— Start Data for the task —

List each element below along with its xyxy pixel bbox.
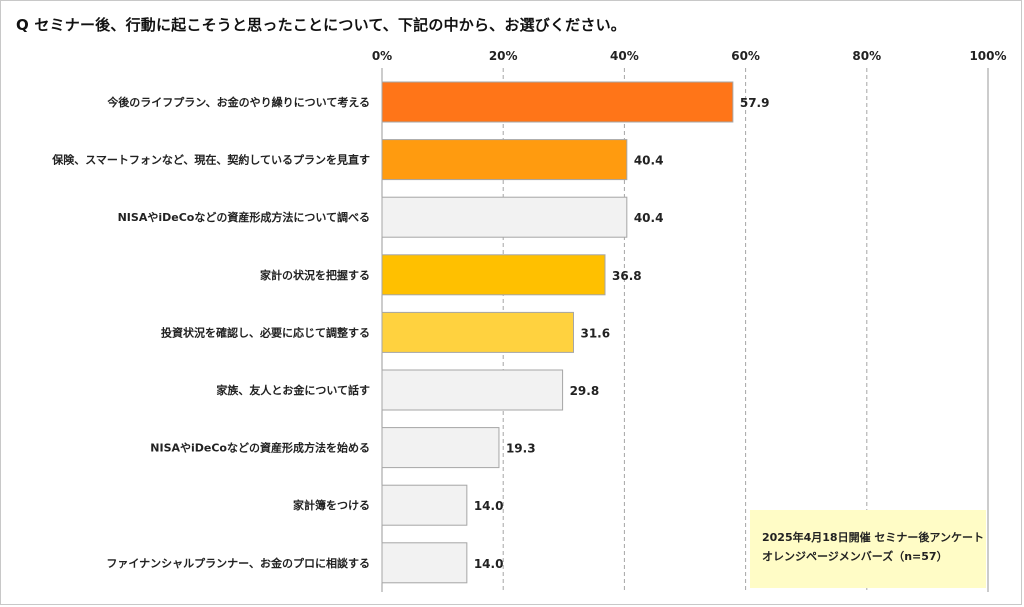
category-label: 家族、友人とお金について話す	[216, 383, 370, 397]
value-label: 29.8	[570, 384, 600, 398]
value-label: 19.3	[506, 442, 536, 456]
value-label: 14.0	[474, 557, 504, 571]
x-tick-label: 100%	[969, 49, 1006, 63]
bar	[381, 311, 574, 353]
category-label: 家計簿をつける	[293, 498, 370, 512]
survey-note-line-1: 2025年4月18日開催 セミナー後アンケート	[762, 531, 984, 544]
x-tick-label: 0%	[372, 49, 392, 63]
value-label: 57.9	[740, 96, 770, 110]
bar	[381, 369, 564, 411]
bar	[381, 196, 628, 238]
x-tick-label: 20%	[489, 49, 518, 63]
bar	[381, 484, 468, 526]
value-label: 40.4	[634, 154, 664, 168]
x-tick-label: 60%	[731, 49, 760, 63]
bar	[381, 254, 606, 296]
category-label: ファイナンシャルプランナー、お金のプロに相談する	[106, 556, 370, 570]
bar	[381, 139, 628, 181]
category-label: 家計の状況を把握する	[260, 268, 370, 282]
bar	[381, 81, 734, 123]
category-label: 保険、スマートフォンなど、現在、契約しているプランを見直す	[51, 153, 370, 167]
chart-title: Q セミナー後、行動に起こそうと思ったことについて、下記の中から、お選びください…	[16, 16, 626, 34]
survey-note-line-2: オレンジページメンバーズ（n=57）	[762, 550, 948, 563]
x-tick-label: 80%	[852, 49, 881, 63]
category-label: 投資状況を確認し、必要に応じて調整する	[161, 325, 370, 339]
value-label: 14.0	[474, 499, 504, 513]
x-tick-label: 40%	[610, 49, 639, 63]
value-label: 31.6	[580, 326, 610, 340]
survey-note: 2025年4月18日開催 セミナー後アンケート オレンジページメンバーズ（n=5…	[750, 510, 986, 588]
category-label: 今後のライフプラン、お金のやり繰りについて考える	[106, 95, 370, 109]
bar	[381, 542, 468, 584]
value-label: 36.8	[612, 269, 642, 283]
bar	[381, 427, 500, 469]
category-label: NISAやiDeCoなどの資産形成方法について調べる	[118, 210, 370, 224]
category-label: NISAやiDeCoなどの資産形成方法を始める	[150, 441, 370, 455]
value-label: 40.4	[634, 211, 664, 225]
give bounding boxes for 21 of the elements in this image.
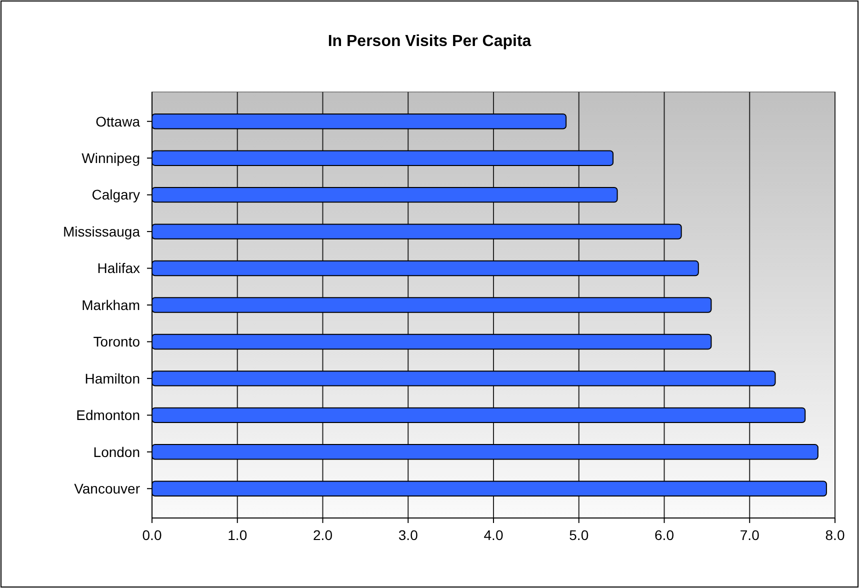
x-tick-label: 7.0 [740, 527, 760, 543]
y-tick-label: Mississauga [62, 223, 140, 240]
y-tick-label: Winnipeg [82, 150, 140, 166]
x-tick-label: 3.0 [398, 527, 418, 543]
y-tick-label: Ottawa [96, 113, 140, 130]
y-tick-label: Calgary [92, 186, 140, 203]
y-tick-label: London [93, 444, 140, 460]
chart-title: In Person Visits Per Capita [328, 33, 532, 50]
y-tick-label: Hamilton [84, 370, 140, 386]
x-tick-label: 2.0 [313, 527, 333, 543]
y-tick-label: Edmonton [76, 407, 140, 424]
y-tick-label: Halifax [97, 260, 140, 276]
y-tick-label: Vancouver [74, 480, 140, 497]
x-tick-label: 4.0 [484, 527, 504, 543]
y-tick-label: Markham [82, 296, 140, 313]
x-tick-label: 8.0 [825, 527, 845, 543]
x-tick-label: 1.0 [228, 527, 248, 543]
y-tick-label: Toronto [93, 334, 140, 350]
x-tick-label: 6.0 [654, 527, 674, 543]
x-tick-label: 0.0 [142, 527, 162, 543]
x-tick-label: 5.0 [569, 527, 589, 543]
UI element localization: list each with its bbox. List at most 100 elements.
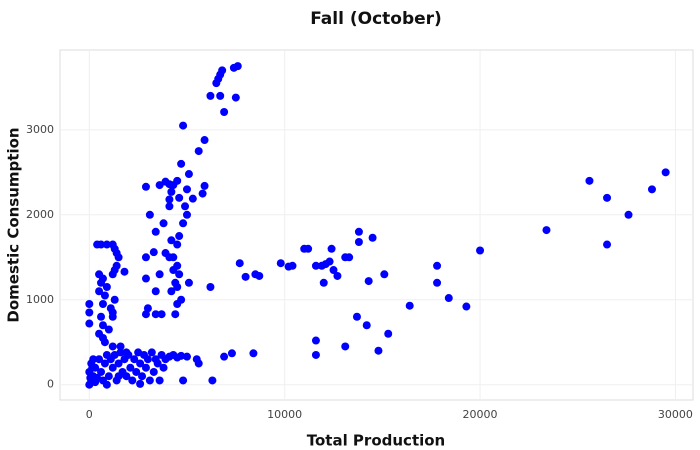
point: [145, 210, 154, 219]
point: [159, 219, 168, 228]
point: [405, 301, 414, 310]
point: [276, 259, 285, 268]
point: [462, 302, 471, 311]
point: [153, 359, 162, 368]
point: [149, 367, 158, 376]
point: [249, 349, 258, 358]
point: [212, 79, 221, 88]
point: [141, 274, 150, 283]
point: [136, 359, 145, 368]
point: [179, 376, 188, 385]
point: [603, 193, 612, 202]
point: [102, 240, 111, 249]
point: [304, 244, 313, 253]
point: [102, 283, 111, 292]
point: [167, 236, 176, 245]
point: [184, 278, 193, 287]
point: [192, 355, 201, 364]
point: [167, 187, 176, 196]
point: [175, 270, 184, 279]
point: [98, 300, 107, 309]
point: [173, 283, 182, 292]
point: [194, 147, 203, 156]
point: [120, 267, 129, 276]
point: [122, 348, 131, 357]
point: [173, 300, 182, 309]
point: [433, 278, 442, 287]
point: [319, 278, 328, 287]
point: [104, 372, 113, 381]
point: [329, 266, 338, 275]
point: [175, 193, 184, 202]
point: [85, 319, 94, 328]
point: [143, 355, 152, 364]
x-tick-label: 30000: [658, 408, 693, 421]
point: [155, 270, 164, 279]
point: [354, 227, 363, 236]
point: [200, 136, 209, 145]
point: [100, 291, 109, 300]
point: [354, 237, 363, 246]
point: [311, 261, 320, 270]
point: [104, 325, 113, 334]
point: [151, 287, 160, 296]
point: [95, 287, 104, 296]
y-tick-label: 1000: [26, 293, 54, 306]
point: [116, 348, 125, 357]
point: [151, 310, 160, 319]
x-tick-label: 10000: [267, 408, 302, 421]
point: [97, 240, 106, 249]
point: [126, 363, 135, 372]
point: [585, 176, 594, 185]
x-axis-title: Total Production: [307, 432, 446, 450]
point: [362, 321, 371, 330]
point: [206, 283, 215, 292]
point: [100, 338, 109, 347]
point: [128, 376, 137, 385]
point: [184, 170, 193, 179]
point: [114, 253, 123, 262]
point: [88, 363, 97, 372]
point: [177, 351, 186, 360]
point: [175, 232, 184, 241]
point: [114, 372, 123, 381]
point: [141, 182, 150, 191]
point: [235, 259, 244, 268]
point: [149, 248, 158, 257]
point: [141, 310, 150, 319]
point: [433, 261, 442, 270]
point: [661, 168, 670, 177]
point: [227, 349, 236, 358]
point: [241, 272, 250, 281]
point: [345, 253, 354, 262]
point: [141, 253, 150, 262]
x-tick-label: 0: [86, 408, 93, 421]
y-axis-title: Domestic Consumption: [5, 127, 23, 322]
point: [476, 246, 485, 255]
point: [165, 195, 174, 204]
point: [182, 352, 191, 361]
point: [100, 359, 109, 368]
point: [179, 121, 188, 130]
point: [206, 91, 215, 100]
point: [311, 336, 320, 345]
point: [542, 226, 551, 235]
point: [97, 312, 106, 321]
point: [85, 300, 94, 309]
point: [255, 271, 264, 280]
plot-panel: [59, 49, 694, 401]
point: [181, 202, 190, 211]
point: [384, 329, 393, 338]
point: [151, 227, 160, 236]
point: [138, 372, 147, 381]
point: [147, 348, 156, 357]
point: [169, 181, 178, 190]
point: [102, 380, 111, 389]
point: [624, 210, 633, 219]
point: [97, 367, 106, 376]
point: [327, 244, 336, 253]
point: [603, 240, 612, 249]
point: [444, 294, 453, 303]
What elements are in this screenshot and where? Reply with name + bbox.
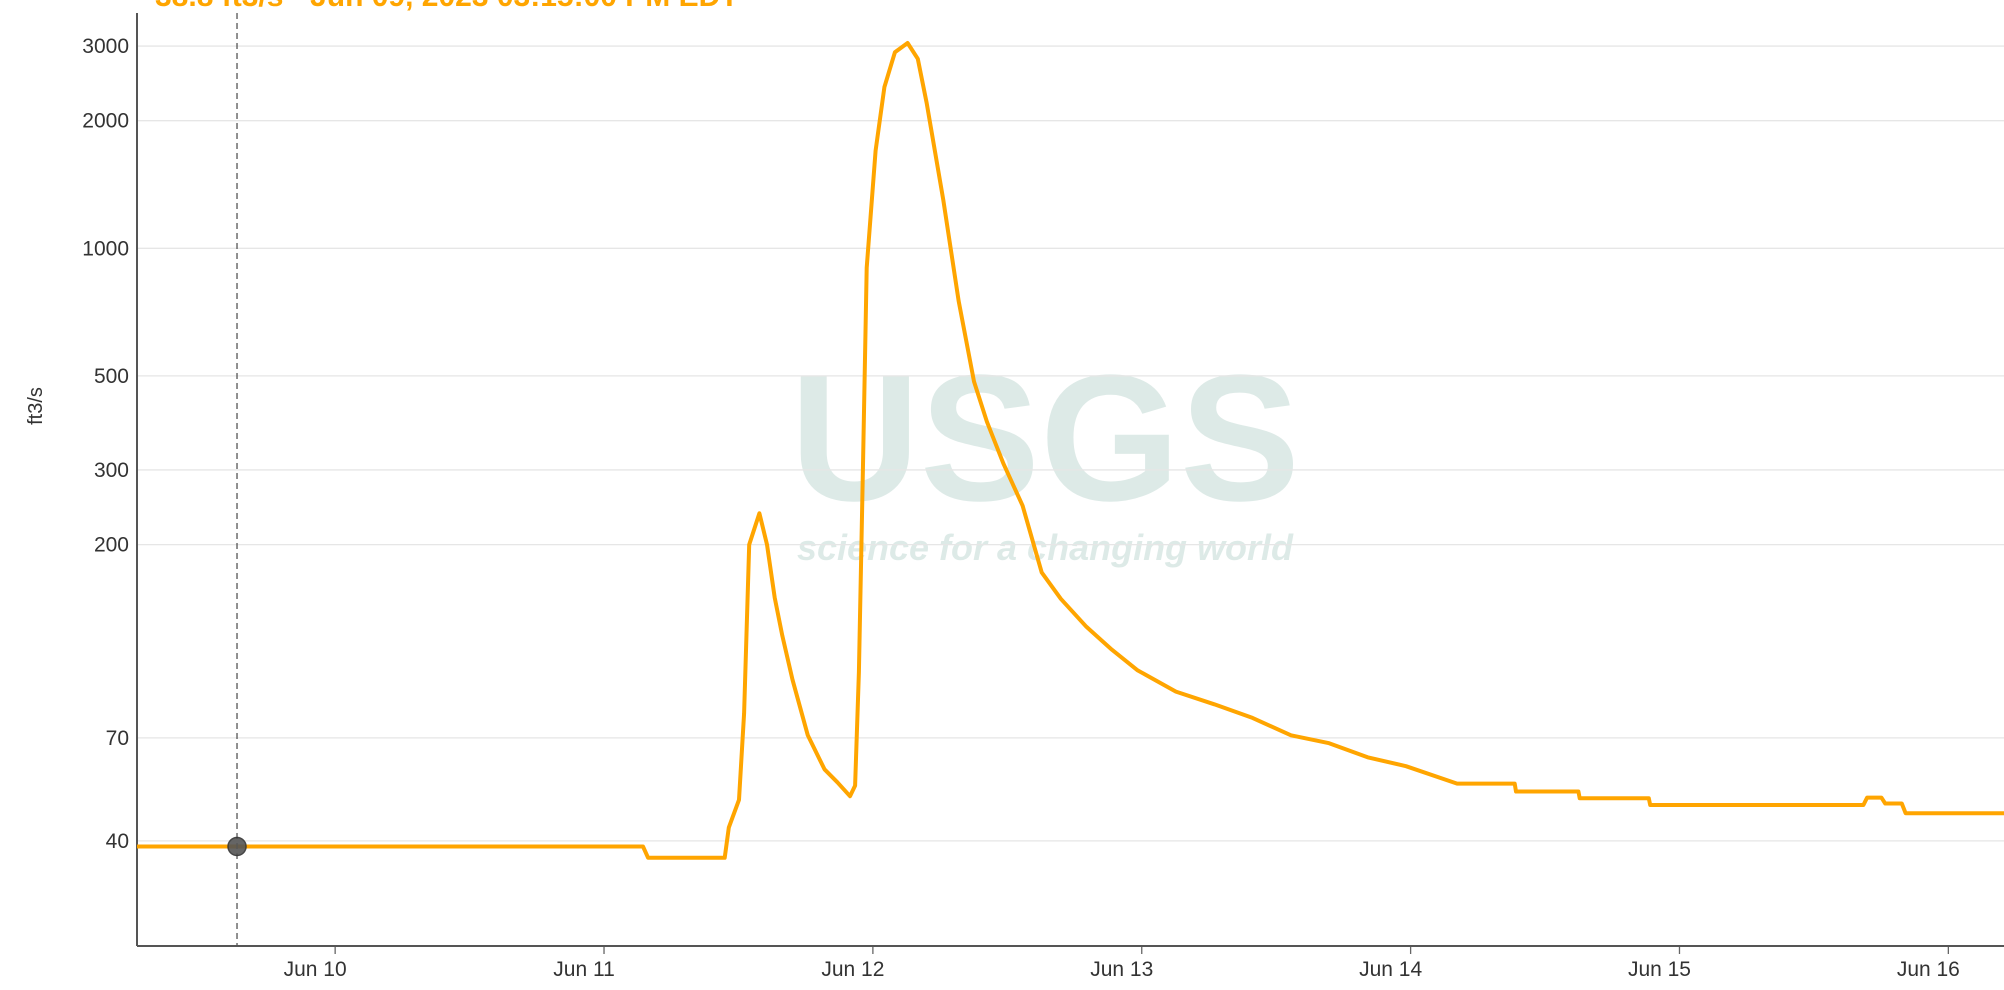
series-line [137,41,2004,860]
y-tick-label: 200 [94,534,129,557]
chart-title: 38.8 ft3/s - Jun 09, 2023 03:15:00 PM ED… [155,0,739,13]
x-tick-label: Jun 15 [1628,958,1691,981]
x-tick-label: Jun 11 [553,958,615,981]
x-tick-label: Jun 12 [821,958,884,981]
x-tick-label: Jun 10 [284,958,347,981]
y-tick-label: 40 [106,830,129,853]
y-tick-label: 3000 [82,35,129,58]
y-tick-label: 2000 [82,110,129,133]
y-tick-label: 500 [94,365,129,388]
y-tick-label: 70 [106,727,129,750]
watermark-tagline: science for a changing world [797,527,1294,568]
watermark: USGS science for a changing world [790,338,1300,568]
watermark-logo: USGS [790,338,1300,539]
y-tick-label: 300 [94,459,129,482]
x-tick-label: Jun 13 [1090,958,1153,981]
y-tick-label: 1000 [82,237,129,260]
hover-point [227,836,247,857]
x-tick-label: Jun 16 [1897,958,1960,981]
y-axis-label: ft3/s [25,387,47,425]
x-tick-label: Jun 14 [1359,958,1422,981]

— End Data for the task —

_Task objective:_
Update the lines starting at "x-tick-label: 7.0 [740, 527, 760, 543]" and ending at "UI element localization: list" by replacing "Mississauga" with "Brampton", leaving everything else unchanged. Return only those lines.

_Result:_
x-tick-label: 7.0 [740, 527, 760, 543]
y-tick-label: Brampton [62, 223, 140, 240]
y-tick-label: Winnipeg [82, 150, 140, 166]
x-tick-label: 3.0 [398, 527, 418, 543]
y-tick-label: Ottawa [96, 113, 140, 130]
y-tick-label: Calgary [92, 186, 140, 203]
y-tick-label: London [93, 444, 140, 460]
chart-title: In Person Visits Per Capita [328, 33, 532, 50]
y-tick-label: Hamilton [84, 370, 140, 386]
x-tick-label: 2.0 [313, 527, 333, 543]
y-tick-label: Edmonton [76, 407, 140, 424]
y-tick-label: Halifax [97, 260, 140, 276]
y-tick-label: Vancouver [74, 480, 140, 497]
x-tick-label: 4.0 [484, 527, 504, 543]
y-tick-label: Markham [82, 296, 140, 313]
x-tick-label: 8.0 [825, 527, 845, 543]
x-tick-label: 1.0 [228, 527, 248, 543]
y-tick-label: Toronto [93, 334, 140, 350]
x-tick-label: 6.0 [654, 527, 674, 543]
x-tick-label: 0.0 [142, 527, 162, 543]
x-tick-label: 5.0 [569, 527, 589, 543]
UI element localization: list each with its bbox. List at most 100 elements.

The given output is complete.